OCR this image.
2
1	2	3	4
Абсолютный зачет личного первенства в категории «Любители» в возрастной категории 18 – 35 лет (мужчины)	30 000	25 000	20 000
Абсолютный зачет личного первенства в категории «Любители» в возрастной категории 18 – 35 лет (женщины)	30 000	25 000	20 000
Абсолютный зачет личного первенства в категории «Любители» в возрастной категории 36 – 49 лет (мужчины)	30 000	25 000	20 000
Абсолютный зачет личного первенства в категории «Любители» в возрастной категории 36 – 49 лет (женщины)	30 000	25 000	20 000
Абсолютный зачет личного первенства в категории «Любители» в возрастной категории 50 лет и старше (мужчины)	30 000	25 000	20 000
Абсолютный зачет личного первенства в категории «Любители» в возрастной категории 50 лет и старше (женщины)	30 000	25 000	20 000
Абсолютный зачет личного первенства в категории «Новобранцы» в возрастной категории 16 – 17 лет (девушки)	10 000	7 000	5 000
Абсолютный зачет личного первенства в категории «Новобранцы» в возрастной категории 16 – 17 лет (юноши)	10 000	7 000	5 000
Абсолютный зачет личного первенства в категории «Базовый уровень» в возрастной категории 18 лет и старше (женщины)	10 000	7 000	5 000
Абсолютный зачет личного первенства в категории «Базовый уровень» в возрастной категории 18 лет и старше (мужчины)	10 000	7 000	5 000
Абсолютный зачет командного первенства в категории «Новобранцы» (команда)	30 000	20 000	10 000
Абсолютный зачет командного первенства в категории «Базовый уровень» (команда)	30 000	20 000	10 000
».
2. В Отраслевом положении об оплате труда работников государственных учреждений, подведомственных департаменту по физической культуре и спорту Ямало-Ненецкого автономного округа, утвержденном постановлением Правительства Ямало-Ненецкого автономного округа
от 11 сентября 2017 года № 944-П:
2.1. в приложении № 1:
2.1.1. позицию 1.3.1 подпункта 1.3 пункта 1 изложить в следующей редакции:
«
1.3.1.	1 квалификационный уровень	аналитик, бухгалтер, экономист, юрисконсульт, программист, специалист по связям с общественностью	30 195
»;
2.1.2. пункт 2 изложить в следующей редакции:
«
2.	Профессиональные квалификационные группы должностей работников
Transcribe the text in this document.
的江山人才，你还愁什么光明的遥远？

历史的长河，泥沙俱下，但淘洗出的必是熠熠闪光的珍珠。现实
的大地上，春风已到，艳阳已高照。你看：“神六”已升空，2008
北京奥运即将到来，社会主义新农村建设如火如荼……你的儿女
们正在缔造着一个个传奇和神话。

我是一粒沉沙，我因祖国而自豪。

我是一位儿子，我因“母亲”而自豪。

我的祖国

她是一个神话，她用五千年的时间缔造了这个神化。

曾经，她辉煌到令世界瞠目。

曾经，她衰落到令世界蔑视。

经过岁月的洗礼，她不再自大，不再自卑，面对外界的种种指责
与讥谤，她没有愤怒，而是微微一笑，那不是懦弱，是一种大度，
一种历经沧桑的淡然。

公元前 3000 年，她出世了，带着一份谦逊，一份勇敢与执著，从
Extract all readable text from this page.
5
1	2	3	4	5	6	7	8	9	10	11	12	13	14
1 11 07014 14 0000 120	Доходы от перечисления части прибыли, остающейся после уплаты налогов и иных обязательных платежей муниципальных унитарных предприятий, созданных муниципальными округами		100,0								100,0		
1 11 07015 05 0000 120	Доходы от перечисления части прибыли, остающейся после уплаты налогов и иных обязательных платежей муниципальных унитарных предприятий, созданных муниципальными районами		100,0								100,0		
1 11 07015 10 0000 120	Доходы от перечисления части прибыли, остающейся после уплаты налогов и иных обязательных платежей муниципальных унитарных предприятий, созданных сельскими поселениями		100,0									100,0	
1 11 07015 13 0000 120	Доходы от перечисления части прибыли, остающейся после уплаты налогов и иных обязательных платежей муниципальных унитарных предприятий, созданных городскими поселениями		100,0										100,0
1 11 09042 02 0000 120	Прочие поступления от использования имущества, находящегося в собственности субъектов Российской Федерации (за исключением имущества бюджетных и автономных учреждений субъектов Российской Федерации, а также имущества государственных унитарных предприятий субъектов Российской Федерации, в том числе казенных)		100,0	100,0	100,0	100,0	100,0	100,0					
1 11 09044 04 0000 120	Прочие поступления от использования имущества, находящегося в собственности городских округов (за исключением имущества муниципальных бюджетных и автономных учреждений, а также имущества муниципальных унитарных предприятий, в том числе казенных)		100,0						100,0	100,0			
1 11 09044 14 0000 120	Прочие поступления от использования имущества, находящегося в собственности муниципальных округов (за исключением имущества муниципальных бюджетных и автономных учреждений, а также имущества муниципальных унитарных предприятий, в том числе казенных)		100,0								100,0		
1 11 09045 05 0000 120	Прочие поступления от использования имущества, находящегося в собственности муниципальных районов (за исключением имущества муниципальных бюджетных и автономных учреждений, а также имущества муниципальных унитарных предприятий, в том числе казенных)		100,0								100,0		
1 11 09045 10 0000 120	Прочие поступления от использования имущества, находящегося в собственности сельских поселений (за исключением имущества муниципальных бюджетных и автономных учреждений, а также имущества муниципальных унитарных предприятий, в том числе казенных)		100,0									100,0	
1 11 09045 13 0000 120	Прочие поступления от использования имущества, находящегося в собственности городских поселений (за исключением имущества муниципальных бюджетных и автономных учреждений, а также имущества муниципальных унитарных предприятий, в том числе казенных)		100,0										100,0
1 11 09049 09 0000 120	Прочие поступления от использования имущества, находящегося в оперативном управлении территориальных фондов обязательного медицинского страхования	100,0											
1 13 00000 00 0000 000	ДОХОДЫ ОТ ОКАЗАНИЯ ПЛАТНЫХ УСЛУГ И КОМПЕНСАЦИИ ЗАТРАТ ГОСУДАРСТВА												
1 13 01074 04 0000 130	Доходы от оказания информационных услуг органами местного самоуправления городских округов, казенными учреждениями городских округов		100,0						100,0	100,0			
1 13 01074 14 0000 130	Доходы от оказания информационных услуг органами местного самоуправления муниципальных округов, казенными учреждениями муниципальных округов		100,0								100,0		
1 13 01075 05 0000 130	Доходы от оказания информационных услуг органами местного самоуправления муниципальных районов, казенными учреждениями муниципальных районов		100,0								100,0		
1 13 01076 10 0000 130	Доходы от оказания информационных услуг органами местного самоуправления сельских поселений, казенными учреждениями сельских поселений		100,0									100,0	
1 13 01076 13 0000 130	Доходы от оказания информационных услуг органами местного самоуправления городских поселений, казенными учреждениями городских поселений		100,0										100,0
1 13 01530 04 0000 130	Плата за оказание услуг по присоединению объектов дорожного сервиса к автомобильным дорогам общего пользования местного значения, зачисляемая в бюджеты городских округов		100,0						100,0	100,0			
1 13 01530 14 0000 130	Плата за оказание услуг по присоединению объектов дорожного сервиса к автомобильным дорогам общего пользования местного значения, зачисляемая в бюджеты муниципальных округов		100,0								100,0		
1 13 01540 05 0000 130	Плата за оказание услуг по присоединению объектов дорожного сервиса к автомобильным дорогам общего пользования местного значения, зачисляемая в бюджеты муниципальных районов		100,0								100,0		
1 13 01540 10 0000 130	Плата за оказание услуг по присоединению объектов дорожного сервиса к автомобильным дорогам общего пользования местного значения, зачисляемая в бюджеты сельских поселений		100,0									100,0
☆ ☆ ☆ ☆
The request —
The whole listing above needs to be written out again exactly.

Solved problem —
OCR this image.
2
1	2	3	4
Абсолютный зачет личного первенства в категории «Любители» в возрастной категории 18 – 35 лет (мужчины)	30 000	25 000	20 000
Абсолютный зачет личного первенства в категории «Любители» в возрастной категории 18 – 35 лет (женщины)	30 000	25 000	20 000
Абсолютный зачет личного первенства в категории «Любители» в возрастной категории 36 – 49 лет (мужчины)	30 000	25 000	20 000
Абсолютный зачет личного первенства в категории «Любители» в возрастной категории 36 – 49 лет (женщины)	30 000	25 000	20 000
Абсолютный зачет личного первенства в категории «Любители» в возрастной категории 50 лет и старше (мужчины)	30 000	25 000	20 000
Абсолютный зачет личного первенства в категории «Любители» в возрастной категории 50 лет и старше (женщины)	30 000	25 000	20 000
Абсолютный зачет личного первенства в категории «Новобранцы» в возрастной категории 16 – 17 лет (девушки)	10 000	7 000	5 000
Абсолютный зачет личного первенства в категории «Новобранцы» в возрастной категории 16 – 17 лет (юноши)	10 000	7 000	5 000
Абсолютный зачет личного первенства в категории «Базовый уровень» в возрастной категории 18 лет и старше (женщины)	10 000	7 000	5 000
Абсолютный зачет личного первенства в категории «Базовый уровень» в возрастной категории 18 лет и старше (мужчины)	10 000	7 000	5 000
Абсолютный зачет командного первенства в категории «Новобранцы» (команда)	30 000	20 000	10 000
Абсолютный зачет командного первенства в категории «Базовый уровень» (команда)	30 000	20 000	10 000
».
2. В Отраслевом положении об оплате труда работников государственных учреждений, подведомственных департаменту по физической культуре и спорту Ямало-Ненецкого автономного округа, утвержденном постановлением Правительства Ямало-Ненецкого автономного округа
от 11 сентября 2017 года № 944-П:
2.1. в приложении № 1:
2.1.1. позицию 1.3.1 подпункта 1.3 пункта 1 изложить в следующей редакции:
«
1.3.1.	1 квалификационный уровень	аналитик, бухгалтер, экономист, юрисконсульт, программист, специалист по связям с общественностью	30 195
»;
2.1.2. пункт 2 изложить в следующей редакции:
«
2.	Профессиональные квалификационные группы должностей работников
Transcribe the text in this document.
的江山人才，你还愁什么光明的遥远？

历史的长河，泥沙俱下，但淘洗出的必是熠熠闪光的珍珠。现实
的大地上，春风已到，艳阳已高照。你看：“神六”已升空，2008
北京奥运即将到来，社会主义新农村建设如火如荼……你的儿女
们正在缔造着一个个传奇和神话。

我是一粒沉沙，我因祖国而自豪。

我是一位儿子，我因“母亲”而自豪。

我的祖国

她是一个神话，她用五千年的时间缔造了这个神化。

曾经，她辉煌到令世界瞠目。

曾经，她衰落到令世界蔑视。

经过岁月的洗礼，她不再自大，不再自卑，面对外界的种种指责
与讥谤，她没有愤怒，而是微微一笑，那不是懦弱，是一种大度，
一种历经沧桑的淡然。

公元前 3000 年，她出世了，带着一份谦逊，一份勇敢与执著，从
Extract all readable text from this page.
5
1	2	3	4	5	6	7	8	9	10	11	12	13	14
1 11 07014 14 0000 120	Доходы от перечисления части прибыли, остающейся после уплаты налогов и иных обязательных платежей муниципальных унитарных предприятий, созданных муниципальными округами		100,0								100,0		
1 11 07015 05 0000 120	Доходы от перечисления части прибыли, остающейся после уплаты налогов и иных обязательных платежей муниципальных унитарных предприятий, созданных муниципальными районами		100,0								100,0		
1 11 07015 10 0000 120	Доходы от перечисления части прибыли, остающейся после уплаты налогов и иных обязательных платежей муниципальных унитарных предприятий, созданных сельскими поселениями		100,0									100,0	
1 11 07015 13 0000 120	Доходы от перечисления части прибыли, остающейся после уплаты налогов и иных обязательных платежей муниципальных унитарных предприятий, созданных городскими поселениями		100,0										100,0
1 11 09042 02 0000 120	Прочие поступления от использования имущества, находящегося в собственности субъектов Российской Федерации (за исключением имущества бюджетных и автономных учреждений субъектов Российской Федерации, а также имущества государственных унитарных предприятий субъектов Российской Федерации, в том числе казенных)		100,0	100,0	100,0	100,0	100,0	100,0					
1 11 09044 04 0000 120	Прочие поступления от использования имущества, находящегося в собственности городских округов (за исключением имущества муниципальных бюджетных и автономных учреждений, а также имущества муниципальных унитарных предприятий, в том числе казенных)		100,0						100,0	100,0			
1 11 09044 14 0000 120	Прочие поступления от использования имущества, находящегося в собственности муниципальных округов (за исключением имущества муниципальных бюджетных и автономных учреждений, а также имущества муниципальных унитарных предприятий, в том числе казенных)		100,0								100,0		
1 11 09045 05 0000 120	Прочие поступления от использования имущества, находящегося в собственности муниципальных районов (за исключением имущества муниципальных бюджетных и автономных учреждений, а также имущества муниципальных унитарных предприятий, в том числе казенных)		100,0								100,0		
1 11 09045 10 0000 120	Прочие поступления от использования имущества, находящегося в собственности сельских поселений (за исключением имущества муниципальных бюджетных и автономных учреждений, а также имущества муниципальных унитарных предприятий, в том числе казенных)		100,0									100,0	
1 11 09045 13 0000 120	Прочие поступления от использования имущества, находящегося в собственности городских поселений (за исключением имущества муниципальных бюджетных и автономных учреждений, а также имущества муниципальных унитарных предприятий, в том числе казенных)		100,0										100,0
1 11 09049 09 0000 120	Прочие поступления от использования имущества, находящегося в оперативном управлении территориальных фондов обязательного медицинского страхования	100,0											
1 13 00000 00 0000 000	ДОХОДЫ ОТ ОКАЗАНИЯ ПЛАТНЫХ УСЛУГ И КОМПЕНСАЦИИ ЗАТРАТ ГОСУДАРСТВА												
1 13 01074 04 0000 130	Доходы от оказания информационных услуг органами местного самоуправления городских округов, казенными учреждениями городских округов		100,0						100,0	100,0			
1 13 01074 14 0000 130	Доходы от оказания информационных услуг органами местного самоуправления муниципальных округов, казенными учреждениями муниципальных округов		100,0								100,0		
1 13 01075 05 0000 130	Доходы от оказания информационных услуг органами местного самоуправления муниципальных районов, казенными учреждениями муниципальных районов		100,0								100,0		
1 13 01076 10 0000 130	Доходы от оказания информационных услуг органами местного самоуправления сельских поселений, казенными учреждениями сельских поселений		100,0									100,0	
1 13 01076 13 0000 130	Доходы от оказания информационных услуг органами местного самоуправления городских поселений, казенными учреждениями городских поселений		100,0										100,0
1 13 01530 04 0000 130	Плата за оказание услуг по присоединению объектов дорожного сервиса к автомобильным дорогам общего пользования местного значения, зачисляемая в бюджеты городских округов		100,0						100,0	100,0			
1 13 01530 14 0000 130	Плата за оказание услуг по присоединению объектов дорожного сервиса к автомобильным дорогам общего пользования местного значения, зачисляемая в бюджеты муниципальных округов		100,0								100,0		
1 13 01540 05 0000 130	Плата за оказание услуг по присоединению объектов дорожного сервиса к автомобильным дорогам общего пользования местного значения, зачисляемая в бюджеты муниципальных районов		100,0								100,0		
1 13 01540 10 0000 130	Плата за оказание услуг по присоединению объектов дорожного сервиса к автомобильным дорогам общего пользования местного значения, зачисляемая в бюджеты сельских поселений		100,0									100,0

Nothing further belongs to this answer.